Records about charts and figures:
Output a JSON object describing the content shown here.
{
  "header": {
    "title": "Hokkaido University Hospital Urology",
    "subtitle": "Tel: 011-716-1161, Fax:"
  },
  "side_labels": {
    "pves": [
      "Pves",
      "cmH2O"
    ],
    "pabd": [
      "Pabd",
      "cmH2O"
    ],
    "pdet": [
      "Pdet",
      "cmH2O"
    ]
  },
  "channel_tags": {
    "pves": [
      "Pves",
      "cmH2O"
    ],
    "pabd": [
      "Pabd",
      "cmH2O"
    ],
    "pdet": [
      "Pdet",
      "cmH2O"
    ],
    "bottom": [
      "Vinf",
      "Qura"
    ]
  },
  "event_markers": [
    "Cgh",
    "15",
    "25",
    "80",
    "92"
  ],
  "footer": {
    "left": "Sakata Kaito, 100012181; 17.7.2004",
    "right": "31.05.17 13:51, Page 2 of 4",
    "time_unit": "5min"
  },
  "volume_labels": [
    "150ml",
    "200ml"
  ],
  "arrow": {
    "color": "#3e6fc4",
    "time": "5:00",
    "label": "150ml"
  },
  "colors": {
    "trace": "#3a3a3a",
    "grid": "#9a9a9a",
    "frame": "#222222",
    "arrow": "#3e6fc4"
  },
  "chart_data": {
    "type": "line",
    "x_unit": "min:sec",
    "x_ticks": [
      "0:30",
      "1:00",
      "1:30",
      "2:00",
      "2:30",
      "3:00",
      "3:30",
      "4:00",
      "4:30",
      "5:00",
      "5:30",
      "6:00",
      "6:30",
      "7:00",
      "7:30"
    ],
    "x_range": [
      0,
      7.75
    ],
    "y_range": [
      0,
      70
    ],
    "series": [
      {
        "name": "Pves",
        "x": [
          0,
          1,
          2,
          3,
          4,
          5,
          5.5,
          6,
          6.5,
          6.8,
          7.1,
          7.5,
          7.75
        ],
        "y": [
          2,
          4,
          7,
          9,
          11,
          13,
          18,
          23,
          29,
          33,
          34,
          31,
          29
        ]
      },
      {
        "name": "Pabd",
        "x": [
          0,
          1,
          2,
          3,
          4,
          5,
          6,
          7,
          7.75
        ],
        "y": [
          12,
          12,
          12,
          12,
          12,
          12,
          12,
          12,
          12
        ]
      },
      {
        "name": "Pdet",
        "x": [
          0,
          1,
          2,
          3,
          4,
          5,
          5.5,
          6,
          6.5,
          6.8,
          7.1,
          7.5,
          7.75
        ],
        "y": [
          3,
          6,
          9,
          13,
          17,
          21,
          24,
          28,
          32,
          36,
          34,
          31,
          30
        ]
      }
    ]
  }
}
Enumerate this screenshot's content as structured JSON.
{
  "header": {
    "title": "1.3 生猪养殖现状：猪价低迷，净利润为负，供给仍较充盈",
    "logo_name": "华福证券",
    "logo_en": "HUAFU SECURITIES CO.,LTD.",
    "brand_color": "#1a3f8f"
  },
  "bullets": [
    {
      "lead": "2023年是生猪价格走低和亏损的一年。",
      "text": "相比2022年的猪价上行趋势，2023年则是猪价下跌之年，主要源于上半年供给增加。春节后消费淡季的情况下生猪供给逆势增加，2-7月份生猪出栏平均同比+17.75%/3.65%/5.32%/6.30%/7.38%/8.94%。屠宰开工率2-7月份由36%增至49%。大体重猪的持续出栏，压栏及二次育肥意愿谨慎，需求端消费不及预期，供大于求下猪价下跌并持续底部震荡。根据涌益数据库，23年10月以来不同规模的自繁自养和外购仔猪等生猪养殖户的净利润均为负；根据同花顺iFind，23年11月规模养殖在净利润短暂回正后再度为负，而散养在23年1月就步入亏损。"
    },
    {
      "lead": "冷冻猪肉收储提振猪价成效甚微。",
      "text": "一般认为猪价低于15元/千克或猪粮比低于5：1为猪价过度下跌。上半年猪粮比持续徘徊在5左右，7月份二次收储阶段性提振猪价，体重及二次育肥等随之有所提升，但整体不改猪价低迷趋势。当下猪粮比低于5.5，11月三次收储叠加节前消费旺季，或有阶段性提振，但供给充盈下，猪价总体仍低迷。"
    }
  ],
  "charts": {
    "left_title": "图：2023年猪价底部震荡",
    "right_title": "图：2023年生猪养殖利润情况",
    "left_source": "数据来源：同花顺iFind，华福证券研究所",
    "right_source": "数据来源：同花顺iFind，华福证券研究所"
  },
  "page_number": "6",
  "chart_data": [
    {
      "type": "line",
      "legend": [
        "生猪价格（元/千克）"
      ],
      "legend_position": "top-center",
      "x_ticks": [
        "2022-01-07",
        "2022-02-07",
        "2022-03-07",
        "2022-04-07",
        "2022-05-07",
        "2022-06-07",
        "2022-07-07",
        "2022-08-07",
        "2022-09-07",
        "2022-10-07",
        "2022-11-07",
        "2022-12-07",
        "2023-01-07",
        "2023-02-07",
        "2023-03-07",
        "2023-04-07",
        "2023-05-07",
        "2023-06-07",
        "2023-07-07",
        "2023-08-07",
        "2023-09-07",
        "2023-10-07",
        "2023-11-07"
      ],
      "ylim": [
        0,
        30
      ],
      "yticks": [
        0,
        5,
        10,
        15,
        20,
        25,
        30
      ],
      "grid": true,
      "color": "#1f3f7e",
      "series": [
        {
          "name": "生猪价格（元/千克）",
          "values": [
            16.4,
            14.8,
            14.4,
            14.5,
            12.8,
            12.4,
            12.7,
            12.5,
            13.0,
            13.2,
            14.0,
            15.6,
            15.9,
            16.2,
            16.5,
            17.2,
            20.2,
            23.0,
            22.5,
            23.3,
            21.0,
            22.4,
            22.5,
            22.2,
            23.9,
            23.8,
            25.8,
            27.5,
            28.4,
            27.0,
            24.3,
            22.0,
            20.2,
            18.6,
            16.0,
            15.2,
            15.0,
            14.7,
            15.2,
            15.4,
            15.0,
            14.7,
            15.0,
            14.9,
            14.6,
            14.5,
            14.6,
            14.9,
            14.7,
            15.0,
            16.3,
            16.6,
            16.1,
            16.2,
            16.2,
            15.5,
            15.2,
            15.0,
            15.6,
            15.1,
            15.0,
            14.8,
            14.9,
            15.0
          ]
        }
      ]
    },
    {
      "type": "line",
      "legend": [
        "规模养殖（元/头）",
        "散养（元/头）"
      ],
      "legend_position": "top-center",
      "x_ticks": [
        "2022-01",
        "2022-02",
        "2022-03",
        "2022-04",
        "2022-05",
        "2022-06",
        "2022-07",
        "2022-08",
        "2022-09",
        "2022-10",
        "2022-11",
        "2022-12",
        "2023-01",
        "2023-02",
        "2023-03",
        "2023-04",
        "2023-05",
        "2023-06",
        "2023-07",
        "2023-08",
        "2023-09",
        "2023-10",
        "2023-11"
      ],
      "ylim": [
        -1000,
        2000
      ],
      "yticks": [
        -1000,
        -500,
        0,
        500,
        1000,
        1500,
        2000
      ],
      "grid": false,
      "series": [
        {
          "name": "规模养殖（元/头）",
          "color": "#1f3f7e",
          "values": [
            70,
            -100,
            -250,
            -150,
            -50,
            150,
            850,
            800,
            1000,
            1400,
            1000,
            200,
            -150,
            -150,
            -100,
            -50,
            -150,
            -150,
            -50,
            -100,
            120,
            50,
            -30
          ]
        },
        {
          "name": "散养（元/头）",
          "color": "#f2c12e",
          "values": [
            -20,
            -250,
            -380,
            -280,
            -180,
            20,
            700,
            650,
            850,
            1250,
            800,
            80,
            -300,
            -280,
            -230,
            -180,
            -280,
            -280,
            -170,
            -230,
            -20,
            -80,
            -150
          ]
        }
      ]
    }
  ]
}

§ **Prompt**
The entries above should be repeated exactly, every one of them.

§ **Task result**
Output a JSON object describing the content shown here.
{
  "header": {
    "title": "Hokkaido University Hospital Urology",
    "subtitle": "Tel: 011-716-1161, Fax:"
  },
  "side_labels": {
    "pves": [
      "Pves",
      "cmH2O"
    ],
    "pabd": [
      "Pabd",
      "cmH2O"
    ],
    "pdet": [
      "Pdet",
      "cmH2O"
    ]
  },
  "channel_tags": {
    "pves": [
      "Pves",
      "cmH2O"
    ],
    "pabd": [
      "Pabd",
      "cmH2O"
    ],
    "pdet": [
      "Pdet",
      "cmH2O"
    ],
    "bottom": [
      "Vinf",
      "Qura"
    ]
  },
  "event_markers": [
    "Cgh",
    "15",
    "25",
    "80",
    "92"
  ],
  "footer": {
    "left": "Sakata Kaito, 100012181; 17.7.2004",
    "right": "31.05.17 13:51, Page 2 of 4",
    "time_unit": "5min"
  },
  "volume_labels": [
    "150ml",
    "200ml"
  ],
  "arrow": {
    "color": "#3e6fc4",
    "time": "5:00",
    "label": "150ml"
  },
  "colors": {
    "trace": "#3a3a3a",
    "grid": "#9a9a9a",
    "frame": "#222222",
    "arrow": "#3e6fc4"
  },
  "chart_data": {
    "type": "line",
    "x_unit": "min:sec",
    "x_ticks": [
      "0:30",
      "1:00",
      "1:30",
      "2:00",
      "2:30",
      "3:00",
      "3:30",
      "4:00",
      "4:30",
      "5:00",
      "5:30",
      "6:00",
      "6:30",
      "7:00",
      "7:30"
    ],
    "x_range": [
      0,
      7.75
    ],
    "y_range": [
      0,
      70
    ],
    "series": [
      {
        "name": "Pves",
        "x": [
          0,
          1,
          2,
          3,
          4,
          5,
          5.5,
          6,
          6.5,
          6.8,
          7.1,
          7.5,
          7.75
        ],
        "y": [
          2,
          4,
          7,
          9,
          11,
          13,
          18,
          23,
          29,
          33,
          34,
          31,
          29
        ]
      },
      {
        "name": "Pabd",
        "x": [
          0,
          1,
          2,
          3,
          4,
          5,
          6,
          7,
          7.75
        ],
        "y": [
          12,
          12,
          12,
          12,
          12,
          12,
          12,
          12,
          12
        ]
      },
      {
        "name": "Pdet",
        "x": [
          0,
          1,
          2,
          3,
          4,
          5,
          5.5,
          6,
          6.5,
          6.8,
          7.1,
          7.5,
          7.75
        ],
        "y": [
          3,
          6,
          9,
          13,
          17,
          21,
          24,
          28,
          32,
          36,
          34,
          31,
          30
        ]
      }
    ]
  }
}
Enumerate this screenshot's content as structured JSON.
{
  "header": {
    "title": "1.3 生猪养殖现状：猪价低迷，净利润为负，供给仍较充盈",
    "logo_name": "华福证券",
    "logo_en": "HUAFU SECURITIES CO.,LTD.",
    "brand_color": "#1a3f8f"
  },
  "bullets": [
    {
      "lead": "2023年是生猪价格走低和亏损的一年。",
      "text": "相比2022年的猪价上行趋势，2023年则是猪价下跌之年，主要源于上半年供给增加。春节后消费淡季的情况下生猪供给逆势增加，2-7月份生猪出栏平均同比+17.75%/3.65%/5.32%/6.30%/7.38%/8.94%。屠宰开工率2-7月份由36%增至49%。大体重猪的持续出栏，压栏及二次育肥意愿谨慎，需求端消费不及预期，供大于求下猪价下跌并持续底部震荡。根据涌益数据库，23年10月以来不同规模的自繁自养和外购仔猪等生猪养殖户的净利润均为负；根据同花顺iFind，23年11月规模养殖在净利润短暂回正后再度为负，而散养在23年1月就步入亏损。"
    },
    {
      "lead": "冷冻猪肉收储提振猪价成效甚微。",
      "text": "一般认为猪价低于15元/千克或猪粮比低于5：1为猪价过度下跌。上半年猪粮比持续徘徊在5左右，7月份二次收储阶段性提振猪价，体重及二次育肥等随之有所提升，但整体不改猪价低迷趋势。当下猪粮比低于5.5，11月三次收储叠加节前消费旺季，或有阶段性提振，但供给充盈下，猪价总体仍低迷。"
    }
  ],
  "charts": {
    "left_title": "图：2023年猪价底部震荡",
    "right_title": "图：2023年生猪养殖利润情况",
    "left_source": "数据来源：同花顺iFind，华福证券研究所",
    "right_source": "数据来源：同花顺iFind，华福证券研究所"
  },
  "page_number": "6",
  "chart_data": [
    {
      "type": "line",
      "legend": [
        "生猪价格（元/千克）"
      ],
      "legend_position": "top-center",
      "x_ticks": [
        "2022-01-07",
        "2022-02-07",
        "2022-03-07",
        "2022-04-07",
        "2022-05-07",
        "2022-06-07",
        "2022-07-07",
        "2022-08-07",
        "2022-09-07",
        "2022-10-07",
        "2022-11-07",
        "2022-12-07",
        "2023-01-07",
        "2023-02-07",
        "2023-03-07",
        "2023-04-07",
        "2023-05-07",
        "2023-06-07",
        "2023-07-07",
        "2023-08-07",
        "2023-09-07",
        "2023-10-07",
        "2023-11-07"
      ],
      "ylim": [
        0,
        30
      ],
      "yticks": [
        0,
        5,
        10,
        15,
        20,
        25,
        30
      ],
      "grid": true,
      "color": "#1f3f7e",
      "series": [
        {
          "name": "生猪价格（元/千克）",
          "values": [
            16.4,
            14.8,
            14.4,
            14.5,
            12.8,
            12.4,
            12.7,
            12.5,
            13.0,
            13.2,
            14.0,
            15.6,
            15.9,
            16.2,
            16.5,
            17.2,
            20.2,
            23.0,
            22.5,
            23.3,
            21.0,
            22.4,
            22.5,
            22.2,
            23.9,
            23.8,
            25.8,
            27.5,
            28.4,
            27.0,
            24.3,
            22.0,
            20.2,
            18.6,
            16.0,
            15.2,
            15.0,
            14.7,
            15.2,
            15.4,
            15.0,
            14.7,
            15.0,
            14.9,
            14.6,
            14.5,
            14.6,
            14.9,
            14.7,
            15.0,
            16.3,
            16.6,
            16.1,
            16.2,
            16.2,
            15.5,
            15.2,
            15.0,
            15.6,
            15.1,
            15.0,
            14.8,
            14.9,
            15.0
          ]
        }
      ]
    },
    {
      "type": "line",
      "legend": [
        "规模养殖（元/头）",
        "散养（元/头）"
      ],
      "legend_position": "top-center",
      "x_ticks": [
        "2022-01",
        "2022-02",
        "2022-03",
        "2022-04",
        "2022-05",
        "2022-06",
        "2022-07",
        "2022-08",
        "2022-09",
        "2022-10",
        "2022-11",
        "2022-12",
        "2023-01",
        "2023-02",
        "2023-03",
        "2023-04",
        "2023-05",
        "2023-06",
        "2023-07",
        "2023-08",
        "2023-09",
        "2023-10",
        "2023-11"
      ],
      "ylim": [
        -1000,
        2000
      ],
      "yticks": [
        -1000,
        -500,
        0,
        500,
        1000,
        1500,
        2000
      ],
      "grid": false,
      "series": [
        {
          "name": "规模养殖（元/头）",
          "color": "#1f3f7e",
          "values": [
            70,
            -100,
            -250,
            -150,
            -50,
            150,
            850,
            800,
            1000,
            1400,
            1000,
            200,
            -150,
            -150,
            -100,
            -50,
            -150,
            -150,
            -50,
            -100,
            120,
            50,
            -30
          ]
        },
        {
          "name": "散养（元/头）",
          "color": "#f2c12e",
          "values": [
            -20,
            -250,
            -380,
            -280,
            -180,
            20,
            700,
            650,
            850,
            1250,
            800,
            80,
            -300,
            -280,
            -230,
            -180,
            -280,
            -280,
            -170,
            -230,
            -20,
            -80,
            -150
          ]
        }
      ]
    }
  ]
}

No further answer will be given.